_EXERCISE_
Collect all the lines that mention the word "βασιλείαν".

>> Start DATA EXCERPTS

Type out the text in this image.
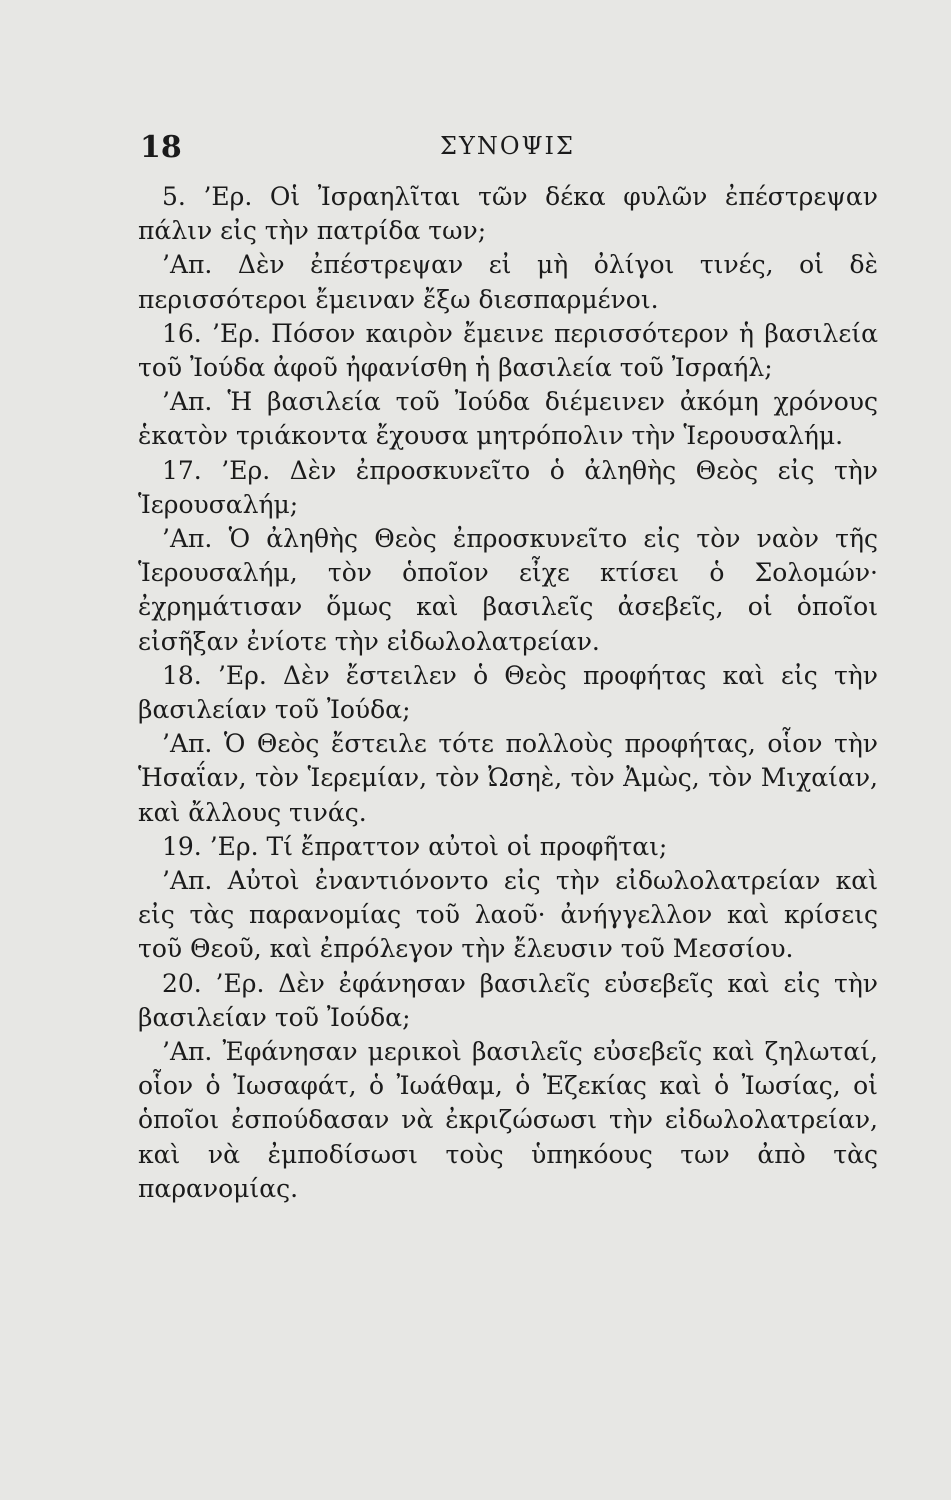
18	ΣΥΝΟΨΙΣ

5. ’Ερ. Οἱ Ἰσραηλῖται τῶν δέκα φυλῶν ἐπέστρεψαν πάλιν εἰς τὴν πατρίδα των;

’Απ. Δὲν ἐπέστρεψαν εἰ μὴ ὀλίγοι τινές, οἱ δὲ περισσότεροι ἔμειναν ἔξω διεσπαρμένοι.

16. ’Ερ. Πόσον καιρὸν ἔμεινε περισσότερον ἡ βασιλεία τοῦ Ἰούδα ἀφοῦ ἠφανίσθη ἡ βασιλεία τοῦ Ἰσραήλ;

’Απ. Ἡ βασιλεία τοῦ Ἰούδα διέμεινεν ἀκόμη χρόνους ἑκατὸν τριάκοντα ἔχουσα μητρόπολιν τὴν Ἱερουσαλήμ.

17. ’Ερ. Δὲν ἐπροσκυνεῖτο ὁ ἀληθὴς Θεὸς εἰς τὴν Ἱερουσαλήμ;

’Απ. Ὁ ἀληθὴς Θεὸς ἐπροσκυνεῖτο εἰς τὸν ναὸν τῆς Ἱερουσαλήμ, τὸν ὁποῖον εἶχε κτίσει ὁ Σολομών· ἐχρημάτισαν ὅμως καὶ βασιλεῖς ἀσεβεῖς, οἱ ὁποῖοι εἰσῆξαν ἐνίοτε τὴν εἰδωλολατρείαν.

18. ’Ερ. Δὲν ἔστειλεν ὁ Θεὸς προφήτας καὶ εἰς τὴν βασιλείαν τοῦ Ἰούδα;

’Απ. Ὁ Θεὸς ἔστειλε τότε πολλοὺς προφήτας, οἷον τὴν Ἡσαΐαν, τὸν Ἱερεμίαν, τὸν Ὠσηὲ, τὸν Ἀμὼς, τὸν Μιχαίαν, καὶ ἄλλους τινάς.

19. ’Ερ. Τί ἔπραττον αὐτοὶ οἱ προφῆται;

’Απ. Αὐτοὶ ἐναντιόνοντο εἰς τὴν εἰδωλολατρείαν καὶ εἰς τὰς παρανομίας τοῦ λαοῦ· ἀνήγγελλον καὶ κρίσεις τοῦ Θεοῦ, καὶ ἐπρόλεγον τὴν ἔλευσιν τοῦ Μεσσίου.

20. ’Ερ. Δὲν ἐφάνησαν βασιλεῖς εὐσεβεῖς καὶ εἰς τὴν βασιλείαν τοῦ Ἰούδα;

’Απ. Ἐφάνησαν μερικοὶ βασιλεῖς εὐσεβεῖς καὶ ζηλωταί, οἷον ὁ Ἰωσαφάτ, ὁ Ἰωάθαμ, ὁ Ἐζεκίας καὶ ὁ Ἰωσίας, οἱ ὁποῖοι ἐσπούδασαν νὰ ἐκριζώσωσι τὴν εἰδωλολατρείαν, καὶ νὰ ἐμποδίσωσι τοὺς ὑπηκόους των ἀπὸ τὰς παρανομίας.
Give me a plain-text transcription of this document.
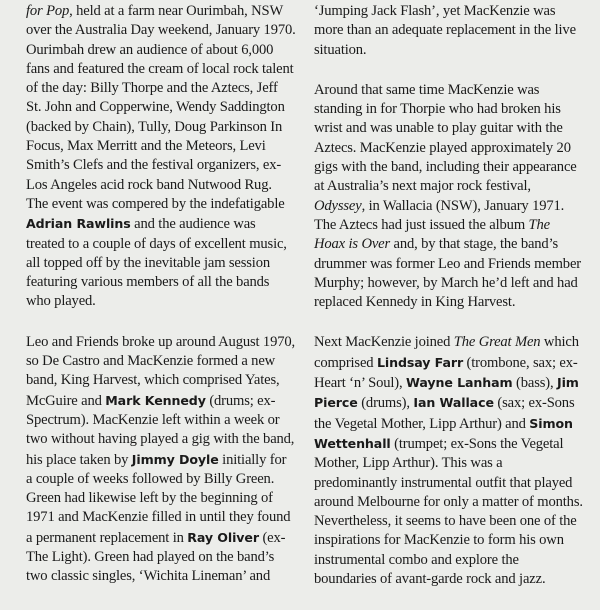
for Pop, held at a farm near Ourimbah, NSW over the Australia Day weekend, January 1970. Ourimbah drew an audience of about 6,000 fans and featured the cream of local rock talent of the day: Billy Thorpe and the Aztecs, Jeff St. John and Copperwine, Wendy Saddington (backed by Chain), Tully, Doug Parkinson In Focus, Max Merritt and the Meteors, Levi Smith’s Clefs and the festival organizers, ex-Los Angeles acid rock band Nutwood Rug. The event was compered by the indefatigable Adrian Rawlins and the audience was treated to a couple of days of excellent music, all topped off by the inevitable jam session featuring various members of all the bands who played.

Leo and Friends broke up around August 1970, so De Castro and MacKenzie formed a new band, King Harvest, which comprised Yates, McGuire and Mark Kennedy (drums; ex-Spectrum). MacKenzie left within a week or two without having played a gig with the band, his place taken by Jimmy Doyle initially for a couple of weeks followed by Billy Green. Green had likewise left by the beginning of 1971 and MacKenzie filled in until they found a permanent replacement in Ray Oliver (ex-The Light). Green had played on the band’s two classic singles, ‘Wichita Lineman’ and

‘Jumping Jack Flash’, yet MacKenzie was more than an adequate replacement in the live situation.

Around that same time MacKenzie was standing in for Thorpie who had broken his wrist and was unable to play guitar with the Aztecs. MacKenzie played approximately 20 gigs with the band, including their appearance at Australia’s next major rock festival, Odyssey, in Wallacia (NSW), January 1971. The Aztecs had just issued the album The Hoax is Over and, by that stage, the band’s drummer was former Leo and Friends member Murphy; however, by March he’d left and had replaced Kennedy in King Harvest.

Next MacKenzie joined The Great Men which comprised Lindsay Farr (trombone, sax; ex-Heart ‘n’ Soul), Wayne Lanham (bass), Jim Pierce (drums), Ian Wallace (sax; ex-Sons the Vegetal Mother, Lipp Arthur) and Simon Wettenhall (trumpet; ex-Sons the Vegetal Mother, Lipp Arthur). This was a predominantly instrumental outfit that played around Melbourne for only a matter of months. Nevertheless, it seems to have been one of the inspirations for MacKenzie to form his own instrumental combo and explore the boundaries of avant-garde rock and jazz.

>> End DATA EXCERPTS

_OUTPUT BELOW_
18. ’Ερ. Δὲν ἔστειλεν ὁ Θεὸς προφήτας καὶ εἰς τὴν βασιλείαν τοῦ Ἰούδα;
20. ’Ερ. Δὲν ἐφάνησαν βασιλεῖς εὐσεβεῖς καὶ εἰς τὴν βασιλείαν τοῦ Ἰούδα;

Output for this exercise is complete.